# GIVEN DATA
_ _ _ _

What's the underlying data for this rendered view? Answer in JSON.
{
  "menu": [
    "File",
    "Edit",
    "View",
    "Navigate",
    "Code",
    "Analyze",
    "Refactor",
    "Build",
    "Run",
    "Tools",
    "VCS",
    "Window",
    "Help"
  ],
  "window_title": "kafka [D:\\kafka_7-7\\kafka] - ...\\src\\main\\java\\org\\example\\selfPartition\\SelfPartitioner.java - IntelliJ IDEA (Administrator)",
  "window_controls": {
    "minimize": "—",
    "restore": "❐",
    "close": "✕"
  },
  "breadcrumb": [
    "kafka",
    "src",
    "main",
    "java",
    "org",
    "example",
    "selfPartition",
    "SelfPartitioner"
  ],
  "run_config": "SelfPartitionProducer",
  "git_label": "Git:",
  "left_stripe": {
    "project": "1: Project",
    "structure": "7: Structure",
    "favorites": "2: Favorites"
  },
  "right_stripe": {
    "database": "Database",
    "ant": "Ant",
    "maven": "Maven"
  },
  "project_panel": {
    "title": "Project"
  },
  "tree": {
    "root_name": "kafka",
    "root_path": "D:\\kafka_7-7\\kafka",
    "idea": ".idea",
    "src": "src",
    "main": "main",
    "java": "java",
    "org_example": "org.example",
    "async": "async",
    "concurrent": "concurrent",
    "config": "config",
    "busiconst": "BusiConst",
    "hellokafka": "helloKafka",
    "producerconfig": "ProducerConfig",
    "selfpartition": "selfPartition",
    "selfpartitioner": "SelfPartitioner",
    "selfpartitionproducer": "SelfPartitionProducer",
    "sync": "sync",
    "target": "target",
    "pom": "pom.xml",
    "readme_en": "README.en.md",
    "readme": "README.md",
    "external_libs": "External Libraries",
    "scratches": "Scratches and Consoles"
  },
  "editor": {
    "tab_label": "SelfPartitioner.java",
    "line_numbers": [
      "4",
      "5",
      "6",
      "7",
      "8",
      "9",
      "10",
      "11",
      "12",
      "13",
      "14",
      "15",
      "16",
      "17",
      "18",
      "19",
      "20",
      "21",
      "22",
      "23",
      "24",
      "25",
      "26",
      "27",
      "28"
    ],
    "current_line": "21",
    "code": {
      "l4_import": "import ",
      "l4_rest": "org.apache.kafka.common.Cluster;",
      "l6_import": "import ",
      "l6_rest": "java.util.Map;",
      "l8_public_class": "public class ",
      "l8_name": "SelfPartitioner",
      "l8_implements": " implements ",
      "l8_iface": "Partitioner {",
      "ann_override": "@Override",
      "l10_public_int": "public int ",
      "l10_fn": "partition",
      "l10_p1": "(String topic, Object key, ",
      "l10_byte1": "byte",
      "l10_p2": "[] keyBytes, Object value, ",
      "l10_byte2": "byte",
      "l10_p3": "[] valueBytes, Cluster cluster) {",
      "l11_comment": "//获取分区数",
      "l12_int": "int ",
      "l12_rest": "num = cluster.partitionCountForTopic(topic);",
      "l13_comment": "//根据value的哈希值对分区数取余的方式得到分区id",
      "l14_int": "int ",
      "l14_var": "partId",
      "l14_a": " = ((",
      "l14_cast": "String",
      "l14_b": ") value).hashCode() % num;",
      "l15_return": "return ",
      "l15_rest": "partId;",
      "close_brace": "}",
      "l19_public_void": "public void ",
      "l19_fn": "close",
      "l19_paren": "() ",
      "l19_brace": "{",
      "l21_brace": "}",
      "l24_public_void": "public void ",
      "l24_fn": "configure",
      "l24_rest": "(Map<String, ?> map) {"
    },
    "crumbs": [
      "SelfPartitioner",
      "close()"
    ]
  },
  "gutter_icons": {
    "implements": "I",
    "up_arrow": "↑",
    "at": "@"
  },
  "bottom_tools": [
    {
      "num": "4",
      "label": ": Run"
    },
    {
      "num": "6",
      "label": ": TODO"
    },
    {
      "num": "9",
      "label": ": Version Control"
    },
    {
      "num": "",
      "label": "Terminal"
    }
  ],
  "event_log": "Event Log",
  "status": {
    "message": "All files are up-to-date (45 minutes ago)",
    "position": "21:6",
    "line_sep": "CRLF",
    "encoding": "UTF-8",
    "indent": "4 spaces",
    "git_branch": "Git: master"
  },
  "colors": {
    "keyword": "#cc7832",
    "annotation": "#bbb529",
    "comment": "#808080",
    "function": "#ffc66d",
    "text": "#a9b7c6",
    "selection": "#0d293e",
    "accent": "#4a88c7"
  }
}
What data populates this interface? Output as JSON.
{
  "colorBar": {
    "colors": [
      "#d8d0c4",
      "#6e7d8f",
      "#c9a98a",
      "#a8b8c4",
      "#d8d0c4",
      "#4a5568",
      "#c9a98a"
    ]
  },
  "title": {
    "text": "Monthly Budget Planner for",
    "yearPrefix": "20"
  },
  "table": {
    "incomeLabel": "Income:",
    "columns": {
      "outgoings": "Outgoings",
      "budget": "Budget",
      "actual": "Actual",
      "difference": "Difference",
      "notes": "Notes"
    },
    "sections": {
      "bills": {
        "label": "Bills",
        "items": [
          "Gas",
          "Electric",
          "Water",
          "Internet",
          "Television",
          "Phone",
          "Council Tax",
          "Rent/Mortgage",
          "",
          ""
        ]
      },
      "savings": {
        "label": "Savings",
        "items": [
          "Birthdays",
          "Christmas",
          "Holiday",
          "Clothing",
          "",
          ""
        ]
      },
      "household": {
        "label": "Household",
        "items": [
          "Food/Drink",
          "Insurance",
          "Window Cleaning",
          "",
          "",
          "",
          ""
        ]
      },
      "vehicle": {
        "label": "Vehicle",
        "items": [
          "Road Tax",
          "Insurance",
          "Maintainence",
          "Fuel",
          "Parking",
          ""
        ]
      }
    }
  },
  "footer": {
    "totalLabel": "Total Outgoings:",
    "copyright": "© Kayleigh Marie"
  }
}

_ _ _ _

# DIRECTIONS
Copy the material above back out, exactly as written.

# SOLUTION FOR THIS TASK
What's the underlying data for this rendered view? Answer in JSON.
{
  "menu": [
    "File",
    "Edit",
    "View",
    "Navigate",
    "Code",
    "Analyze",
    "Refactor",
    "Build",
    "Run",
    "Tools",
    "VCS",
    "Window",
    "Help"
  ],
  "window_title": "kafka [D:\\kafka_7-7\\kafka] - ...\\src\\main\\java\\org\\example\\selfPartition\\SelfPartitioner.java - IntelliJ IDEA (Administrator)",
  "window_controls": {
    "minimize": "—",
    "restore": "❐",
    "close": "✕"
  },
  "breadcrumb": [
    "kafka",
    "src",
    "main",
    "java",
    "org",
    "example",
    "selfPartition",
    "SelfPartitioner"
  ],
  "run_config": "SelfPartitionProducer",
  "git_label": "Git:",
  "left_stripe": {
    "project": "1: Project",
    "structure": "7: Structure",
    "favorites": "2: Favorites"
  },
  "right_stripe": {
    "database": "Database",
    "ant": "Ant",
    "maven": "Maven"
  },
  "project_panel": {
    "title": "Project"
  },
  "tree": {
    "root_name": "kafka",
    "root_path": "D:\\kafka_7-7\\kafka",
    "idea": ".idea",
    "src": "src",
    "main": "main",
    "java": "java",
    "org_example": "org.example",
    "async": "async",
    "concurrent": "concurrent",
    "config": "config",
    "busiconst": "BusiConst",
    "hellokafka": "helloKafka",
    "producerconfig": "ProducerConfig",
    "selfpartition": "selfPartition",
    "selfpartitioner": "SelfPartitioner",
    "selfpartitionproducer": "SelfPartitionProducer",
    "sync": "sync",
    "target": "target",
    "pom": "pom.xml",
    "readme_en": "README.en.md",
    "readme": "README.md",
    "external_libs": "External Libraries",
    "scratches": "Scratches and Consoles"
  },
  "editor": {
    "tab_label": "SelfPartitioner.java",
    "line_numbers": [
      "4",
      "5",
      "6",
      "7",
      "8",
      "9",
      "10",
      "11",
      "12",
      "13",
      "14",
      "15",
      "16",
      "17",
      "18",
      "19",
      "20",
      "21",
      "22",
      "23",
      "24",
      "25",
      "26",
      "27",
      "28"
    ],
    "current_line": "21",
    "code": {
      "l4_import": "import ",
      "l4_rest": "org.apache.kafka.common.Cluster;",
      "l6_import": "import ",
      "l6_rest": "java.util.Map;",
      "l8_public_class": "public class ",
      "l8_name": "SelfPartitioner",
      "l8_implements": " implements ",
      "l8_iface": "Partitioner {",
      "ann_override": "@Override",
      "l10_public_int": "public int ",
      "l10_fn": "partition",
      "l10_p1": "(String topic, Object key, ",
      "l10_byte1": "byte",
      "l10_p2": "[] keyBytes, Object value, ",
      "l10_byte2": "byte",
      "l10_p3": "[] valueBytes, Cluster cluster) {",
      "l11_comment": "//获取分区数",
      "l12_int": "int ",
      "l12_rest": "num = cluster.partitionCountForTopic(topic);",
      "l13_comment": "//根据value的哈希值对分区数取余的方式得到分区id",
      "l14_int": "int ",
      "l14_var": "partId",
      "l14_a": " = ((",
      "l14_cast": "String",
      "l14_b": ") value).hashCode() % num;",
      "l15_return": "return ",
      "l15_rest": "partId;",
      "close_brace": "}",
      "l19_public_void": "public void ",
      "l19_fn": "close",
      "l19_paren": "() ",
      "l19_brace": "{",
      "l21_brace": "}",
      "l24_public_void": "public void ",
      "l24_fn": "configure",
      "l24_rest": "(Map<String, ?> map) {"
    },
    "crumbs": [
      "SelfPartitioner",
      "close()"
    ]
  },
  "gutter_icons": {
    "implements": "I",
    "up_arrow": "↑",
    "at": "@"
  },
  "bottom_tools": [
    {
      "num": "4",
      "label": ": Run"
    },
    {
      "num": "6",
      "label": ": TODO"
    },
    {
      "num": "9",
      "label": ": Version Control"
    },
    {
      "num": "",
      "label": "Terminal"
    }
  ],
  "event_log": "Event Log",
  "status": {
    "message": "All files are up-to-date (45 minutes ago)",
    "position": "21:6",
    "line_sep": "CRLF",
    "encoding": "UTF-8",
    "indent": "4 spaces",
    "git_branch": "Git: master"
  },
  "colors": {
    "keyword": "#cc7832",
    "annotation": "#bbb529",
    "comment": "#808080",
    "function": "#ffc66d",
    "text": "#a9b7c6",
    "selection": "#0d293e",
    "accent": "#4a88c7"
  }
}
What data populates this interface? Output as JSON.
{
  "colorBar": {
    "colors": [
      "#d8d0c4",
      "#6e7d8f",
      "#c9a98a",
      "#a8b8c4",
      "#d8d0c4",
      "#4a5568",
      "#c9a98a"
    ]
  },
  "title": {
    "text": "Monthly Budget Planner for",
    "yearPrefix": "20"
  },
  "table": {
    "incomeLabel": "Income:",
    "columns": {
      "outgoings": "Outgoings",
      "budget": "Budget",
      "actual": "Actual",
      "difference": "Difference",
      "notes": "Notes"
    },
    "sections": {
      "bills": {
        "label": "Bills",
        "items": [
          "Gas",
          "Electric",
          "Water",
          "Internet",
          "Television",
          "Phone",
          "Council Tax",
          "Rent/Mortgage",
          "",
          ""
        ]
      },
      "savings": {
        "label": "Savings",
        "items": [
          "Birthdays",
          "Christmas",
          "Holiday",
          "Clothing",
          "",
          ""
        ]
      },
      "household": {
        "label": "Household",
        "items": [
          "Food/Drink",
          "Insurance",
          "Window Cleaning",
          "",
          "",
          "",
          ""
        ]
      },
      "vehicle": {
        "label": "Vehicle",
        "items": [
          "Road Tax",
          "Insurance",
          "Maintainence",
          "Fuel",
          "Parking",
          ""
        ]
      }
    }
  },
  "footer": {
    "totalLabel": "Total Outgoings:",
    "copyright": "© Kayleigh Marie"
  }
}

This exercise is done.